Set down the material below in full, matching it exactly.

Collected data entries
-------

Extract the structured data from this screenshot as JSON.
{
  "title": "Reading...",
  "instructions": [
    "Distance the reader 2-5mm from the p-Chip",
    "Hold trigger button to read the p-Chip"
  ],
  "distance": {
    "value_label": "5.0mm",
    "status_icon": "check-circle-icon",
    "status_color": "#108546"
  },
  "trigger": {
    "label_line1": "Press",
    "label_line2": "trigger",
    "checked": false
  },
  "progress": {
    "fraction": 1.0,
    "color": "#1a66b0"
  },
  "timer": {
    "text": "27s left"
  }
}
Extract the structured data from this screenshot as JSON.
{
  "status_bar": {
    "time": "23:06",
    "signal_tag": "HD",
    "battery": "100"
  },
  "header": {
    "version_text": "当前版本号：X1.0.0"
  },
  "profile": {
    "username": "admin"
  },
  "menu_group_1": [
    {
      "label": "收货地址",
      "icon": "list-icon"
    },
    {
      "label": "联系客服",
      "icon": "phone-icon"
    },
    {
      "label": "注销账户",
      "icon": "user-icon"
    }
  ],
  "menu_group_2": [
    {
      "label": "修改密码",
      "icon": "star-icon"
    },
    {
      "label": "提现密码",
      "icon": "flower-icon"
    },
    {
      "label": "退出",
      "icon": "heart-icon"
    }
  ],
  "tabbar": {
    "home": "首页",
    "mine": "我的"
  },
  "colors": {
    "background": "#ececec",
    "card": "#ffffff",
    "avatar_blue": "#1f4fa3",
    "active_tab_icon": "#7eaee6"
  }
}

-------

#### CORRECT OUTPUT:
Extract the structured data from this screenshot as JSON.
{
  "title": "Reading...",
  "instructions": [
    "Distance the reader 2-5mm from the p-Chip",
    "Hold trigger button to read the p-Chip"
  ],
  "distance": {
    "value_label": "5.0mm",
    "status_icon": "check-circle-icon",
    "status_color": "#108546"
  },
  "trigger": {
    "label_line1": "Press",
    "label_line2": "trigger",
    "checked": false
  },
  "progress": {
    "fraction": 1.0,
    "color": "#1a66b0"
  },
  "timer": {
    "text": "27s left"
  }
}
Extract the structured data from this screenshot as JSON.
{
  "status_bar": {
    "time": "23:06",
    "signal_tag": "HD",
    "battery": "100"
  },
  "header": {
    "version_text": "当前版本号：X1.0.0"
  },
  "profile": {
    "username": "admin"
  },
  "menu_group_1": [
    {
      "label": "收货地址",
      "icon": "list-icon"
    },
    {
      "label": "联系客服",
      "icon": "phone-icon"
    },
    {
      "label": "注销账户",
      "icon": "user-icon"
    }
  ],
  "menu_group_2": [
    {
      "label": "修改密码",
      "icon": "star-icon"
    },
    {
      "label": "提现密码",
      "icon": "flower-icon"
    },
    {
      "label": "退出",
      "icon": "heart-icon"
    }
  ],
  "tabbar": {
    "home": "首页",
    "mine": "我的"
  },
  "colors": {
    "background": "#ececec",
    "card": "#ffffff",
    "avatar_blue": "#1f4fa3",
    "active_tab_icon": "#7eaee6"
  }
}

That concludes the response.